▶ **TASK REQUIREMENTS**:
Copy all of the material word for word, except for the pictures.

☆ ☆ ☆ ☆ ☆ ☆ ☆

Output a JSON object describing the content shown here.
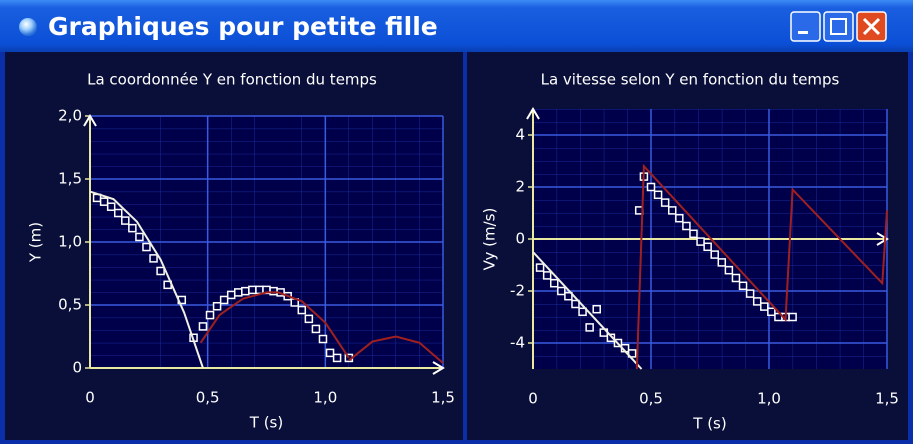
{
  "window": {
    "title": "Graphiques pour petite fille"
  },
  "chart_data": [
    {
      "type": "line",
      "title": "La coordonnée Y en fonction du temps",
      "x_label": "T (s)",
      "y_label": "Y (m)",
      "xlim": [
        0,
        1.5
      ],
      "ylim": [
        0,
        2.0
      ],
      "xticks": [
        0,
        {
          "value": 0.5,
          "label": "0,5"
        },
        {
          "value": 1.0,
          "label": "1,0"
        },
        {
          "value": 1.5,
          "label": "1,5"
        }
      ],
      "yticks": [
        0,
        {
          "value": 0.5,
          "label": "0,5"
        },
        {
          "value": 1.0,
          "label": "1,0"
        },
        {
          "value": 1.5,
          "label": "1,5"
        },
        {
          "value": 2.0,
          "label": "2,0"
        }
      ],
      "grid": true,
      "series": [
        {
          "type": "scatter",
          "color": "#ffffff",
          "x": [
            0.03,
            0.06,
            0.09,
            0.12,
            0.15,
            0.18,
            0.21,
            0.24,
            0.27,
            0.3,
            0.33,
            0.39,
            0.44,
            0.48,
            0.51,
            0.54,
            0.57,
            0.6,
            0.63,
            0.66,
            0.69,
            0.72,
            0.75,
            0.78,
            0.81,
            0.84,
            0.87,
            0.9,
            0.93,
            0.96,
            0.99,
            1.02,
            1.05,
            1.1
          ],
          "values": [
            1.35,
            1.32,
            1.28,
            1.23,
            1.17,
            1.11,
            1.04,
            0.96,
            0.87,
            0.77,
            0.66,
            0.54,
            0.24,
            0.33,
            0.42,
            0.49,
            0.54,
            0.58,
            0.6,
            0.61,
            0.62,
            0.62,
            0.62,
            0.61,
            0.6,
            0.57,
            0.52,
            0.46,
            0.39,
            0.31,
            0.23,
            0.12,
            0.08,
            0.08
          ]
        },
        {
          "type": "line",
          "color": "#f0f0e0",
          "x": [
            0,
            0.1,
            0.2,
            0.3,
            0.4,
            0.48
          ],
          "values": [
            1.4,
            1.34,
            1.16,
            0.86,
            0.44,
            0
          ]
        },
        {
          "type": "line",
          "color": "#a02020",
          "x": [
            0.47,
            0.55,
            0.65,
            0.75,
            0.8,
            0.9,
            1.0,
            1.1
          ],
          "values": [
            0.2,
            0.42,
            0.55,
            0.6,
            0.6,
            0.53,
            0.36,
            0.08
          ]
        },
        {
          "type": "line",
          "color": "#a02020",
          "x": [
            1.1,
            1.2,
            1.3,
            1.4,
            1.5
          ],
          "values": [
            0.06,
            0.21,
            0.25,
            0.2,
            0.04
          ]
        }
      ]
    },
    {
      "type": "line",
      "title": "La vitesse selon Y en fonction du temps",
      "x_label": "T (s)",
      "y_label": "Vy (m/s)",
      "xlim": [
        0,
        1.5
      ],
      "ylim": [
        -5,
        5
      ],
      "xticks": [
        0,
        {
          "value": 0.5,
          "label": "0,5"
        },
        {
          "value": 1.0,
          "label": "1,0"
        },
        {
          "value": 1.5,
          "label": "1,5"
        }
      ],
      "yticks": [
        -4,
        -2,
        0,
        2,
        4
      ],
      "grid": true,
      "series": [
        {
          "type": "scatter",
          "color": "#ffffff",
          "x": [
            0.03,
            0.06,
            0.09,
            0.12,
            0.15,
            0.18,
            0.21,
            0.24,
            0.27,
            0.3,
            0.33,
            0.36,
            0.39,
            0.42,
            0.45,
            0.47,
            0.5,
            0.53,
            0.56,
            0.59,
            0.62,
            0.65,
            0.68,
            0.71,
            0.74,
            0.77,
            0.8,
            0.83,
            0.86,
            0.89,
            0.92,
            0.95,
            0.98,
            1.01,
            1.04,
            1.07,
            1.1
          ],
          "values": [
            -1.1,
            -1.4,
            -1.7,
            -2.0,
            -2.2,
            -2.5,
            -2.8,
            -3.4,
            -2.7,
            -3.6,
            -3.8,
            -4.0,
            -4.2,
            -4.4,
            1.1,
            2.4,
            2.0,
            1.7,
            1.4,
            1.1,
            0.8,
            0.5,
            0.2,
            -0.1,
            -0.3,
            -0.6,
            -0.9,
            -1.2,
            -1.5,
            -1.8,
            -2.1,
            -2.4,
            -2.6,
            -2.8,
            -3.0,
            -3.0,
            -3.0
          ]
        },
        {
          "type": "line",
          "color": "#f0f0e0",
          "x": [
            0,
            0.46
          ],
          "values": [
            -0.5,
            -5
          ]
        },
        {
          "type": "line",
          "color": "#a02020",
          "x": [
            0.44,
            0.47,
            1.07,
            1.1,
            1.48,
            1.5
          ],
          "values": [
            -5,
            2.8,
            -3.1,
            1.9,
            -1.7,
            1.1
          ]
        }
      ]
    }
  ]
}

☆ ☆ ☆ ☆ ☆ ☆ ☆

▶ **EXERCISE RESPONSE**:
Output a JSON object describing the content shown here.
{
  "window": {
    "title": "Graphiques pour petite fille"
  },
  "chart_data": [
    {
      "type": "line",
      "title": "La coordonnée Y en fonction du temps",
      "x_label": "T (s)",
      "y_label": "Y (m)",
      "xlim": [
        0,
        1.5
      ],
      "ylim": [
        0,
        2.0
      ],
      "xticks": [
        0,
        {
          "value": 0.5,
          "label": "0,5"
        },
        {
          "value": 1.0,
          "label": "1,0"
        },
        {
          "value": 1.5,
          "label": "1,5"
        }
      ],
      "yticks": [
        0,
        {
          "value": 0.5,
          "label": "0,5"
        },
        {
          "value": 1.0,
          "label": "1,0"
        },
        {
          "value": 1.5,
          "label": "1,5"
        },
        {
          "value": 2.0,
          "label": "2,0"
        }
      ],
      "grid": true,
      "series": [
        {
          "type": "scatter",
          "color": "#ffffff",
          "x": [
            0.03,
            0.06,
            0.09,
            0.12,
            0.15,
            0.18,
            0.21,
            0.24,
            0.27,
            0.3,
            0.33,
            0.39,
            0.44,
            0.48,
            0.51,
            0.54,
            0.57,
            0.6,
            0.63,
            0.66,
            0.69,
            0.72,
            0.75,
            0.78,
            0.81,
            0.84,
            0.87,
            0.9,
            0.93,
            0.96,
            0.99,
            1.02,
            1.05,
            1.1
          ],
          "values": [
            1.35,
            1.32,
            1.28,
            1.23,
            1.17,
            1.11,
            1.04,
            0.96,
            0.87,
            0.77,
            0.66,
            0.54,
            0.24,
            0.33,
            0.42,
            0.49,
            0.54,
            0.58,
            0.6,
            0.61,
            0.62,
            0.62,
            0.62,
            0.61,
            0.6,
            0.57,
            0.52,
            0.46,
            0.39,
            0.31,
            0.23,
            0.12,
            0.08,
            0.08
          ]
        },
        {
          "type": "line",
          "color": "#f0f0e0",
          "x": [
            0,
            0.1,
            0.2,
            0.3,
            0.4,
            0.48
          ],
          "values": [
            1.4,
            1.34,
            1.16,
            0.86,
            0.44,
            0
          ]
        },
        {
          "type": "line",
          "color": "#a02020",
          "x": [
            0.47,
            0.55,
            0.65,
            0.75,
            0.8,
            0.9,
            1.0,
            1.1
          ],
          "values": [
            0.2,
            0.42,
            0.55,
            0.6,
            0.6,
            0.53,
            0.36,
            0.08
          ]
        },
        {
          "type": "line",
          "color": "#a02020",
          "x": [
            1.1,
            1.2,
            1.3,
            1.4,
            1.5
          ],
          "values": [
            0.06,
            0.21,
            0.25,
            0.2,
            0.04
          ]
        }
      ]
    },
    {
      "type": "line",
      "title": "La vitesse selon Y en fonction du temps",
      "x_label": "T (s)",
      "y_label": "Vy (m/s)",
      "xlim": [
        0,
        1.5
      ],
      "ylim": [
        -5,
        5
      ],
      "xticks": [
        0,
        {
          "value": 0.5,
          "label": "0,5"
        },
        {
          "value": 1.0,
          "label": "1,0"
        },
        {
          "value": 1.5,
          "label": "1,5"
        }
      ],
      "yticks": [
        -4,
        -2,
        0,
        2,
        4
      ],
      "grid": true,
      "series": [
        {
          "type": "scatter",
          "color": "#ffffff",
          "x": [
            0.03,
            0.06,
            0.09,
            0.12,
            0.15,
            0.18,
            0.21,
            0.24,
            0.27,
            0.3,
            0.33,
            0.36,
            0.39,
            0.42,
            0.45,
            0.47,
            0.5,
            0.53,
            0.56,
            0.59,
            0.62,
            0.65,
            0.68,
            0.71,
            0.74,
            0.77,
            0.8,
            0.83,
            0.86,
            0.89,
            0.92,
            0.95,
            0.98,
            1.01,
            1.04,
            1.07,
            1.1
          ],
          "values": [
            -1.1,
            -1.4,
            -1.7,
            -2.0,
            -2.2,
            -2.5,
            -2.8,
            -3.4,
            -2.7,
            -3.6,
            -3.8,
            -4.0,
            -4.2,
            -4.4,
            1.1,
            2.4,
            2.0,
            1.7,
            1.4,
            1.1,
            0.8,
            0.5,
            0.2,
            -0.1,
            -0.3,
            -0.6,
            -0.9,
            -1.2,
            -1.5,
            -1.8,
            -2.1,
            -2.4,
            -2.6,
            -2.8,
            -3.0,
            -3.0,
            -3.0
          ]
        },
        {
          "type": "line",
          "color": "#f0f0e0",
          "x": [
            0,
            0.46
          ],
          "values": [
            -0.5,
            -5
          ]
        },
        {
          "type": "line",
          "color": "#a02020",
          "x": [
            0.44,
            0.47,
            1.07,
            1.1,
            1.48,
            1.5
          ],
          "values": [
            -5,
            2.8,
            -3.1,
            1.9,
            -1.7,
            1.1
          ]
        }
      ]
    }
  ]
}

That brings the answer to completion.